Goal
Below is some material; transcribe all of it exactly.

Collected data entries
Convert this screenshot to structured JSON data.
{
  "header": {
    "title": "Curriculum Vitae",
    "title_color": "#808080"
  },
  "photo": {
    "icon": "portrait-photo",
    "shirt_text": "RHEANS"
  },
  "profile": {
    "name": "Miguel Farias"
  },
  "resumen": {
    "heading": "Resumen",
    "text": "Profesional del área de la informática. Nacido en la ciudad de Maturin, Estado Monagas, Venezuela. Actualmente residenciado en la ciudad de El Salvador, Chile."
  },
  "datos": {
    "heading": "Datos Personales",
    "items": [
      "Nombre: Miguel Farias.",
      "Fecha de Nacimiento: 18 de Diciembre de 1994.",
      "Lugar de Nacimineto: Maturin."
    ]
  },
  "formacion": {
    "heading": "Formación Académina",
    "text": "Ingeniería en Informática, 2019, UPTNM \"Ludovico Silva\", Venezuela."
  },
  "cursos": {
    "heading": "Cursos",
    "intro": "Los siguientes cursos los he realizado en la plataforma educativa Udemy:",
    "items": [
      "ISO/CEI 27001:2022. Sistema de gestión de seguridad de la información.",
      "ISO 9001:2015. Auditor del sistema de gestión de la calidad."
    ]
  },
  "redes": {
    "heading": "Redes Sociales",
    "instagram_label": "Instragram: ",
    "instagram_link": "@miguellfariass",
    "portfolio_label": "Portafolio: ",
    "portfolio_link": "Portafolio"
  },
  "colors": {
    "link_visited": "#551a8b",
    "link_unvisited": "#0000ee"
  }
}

Exercise answer
Convert this screenshot to structured JSON data.
{
  "header": {
    "title": "Curriculum Vitae",
    "title_color": "#808080"
  },
  "photo": {
    "icon": "portrait-photo",
    "shirt_text": "RHEANS"
  },
  "profile": {
    "name": "Miguel Farias"
  },
  "resumen": {
    "heading": "Resumen",
    "text": "Profesional del área de la informática. Nacido en la ciudad de Maturin, Estado Monagas, Venezuela. Actualmente residenciado en la ciudad de El Salvador, Chile."
  },
  "datos": {
    "heading": "Datos Personales",
    "items": [
      "Nombre: Miguel Farias.",
      "Fecha de Nacimiento: 18 de Diciembre de 1994.",
      "Lugar de Nacimineto: Maturin."
    ]
  },
  "formacion": {
    "heading": "Formación Académina",
    "text": "Ingeniería en Informática, 2019, UPTNM \"Ludovico Silva\", Venezuela."
  },
  "cursos": {
    "heading": "Cursos",
    "intro": "Los siguientes cursos los he realizado en la plataforma educativa Udemy:",
    "items": [
      "ISO/CEI 27001:2022. Sistema de gestión de seguridad de la información.",
      "ISO 9001:2015. Auditor del sistema de gestión de la calidad."
    ]
  },
  "redes": {
    "heading": "Redes Sociales",
    "instagram_label": "Instragram: ",
    "instagram_link": "@miguellfariass",
    "portfolio_label": "Portafolio: ",
    "portfolio_link": "Portafolio"
  },
  "colors": {
    "link_visited": "#551a8b",
    "link_unvisited": "#0000ee"
  }
}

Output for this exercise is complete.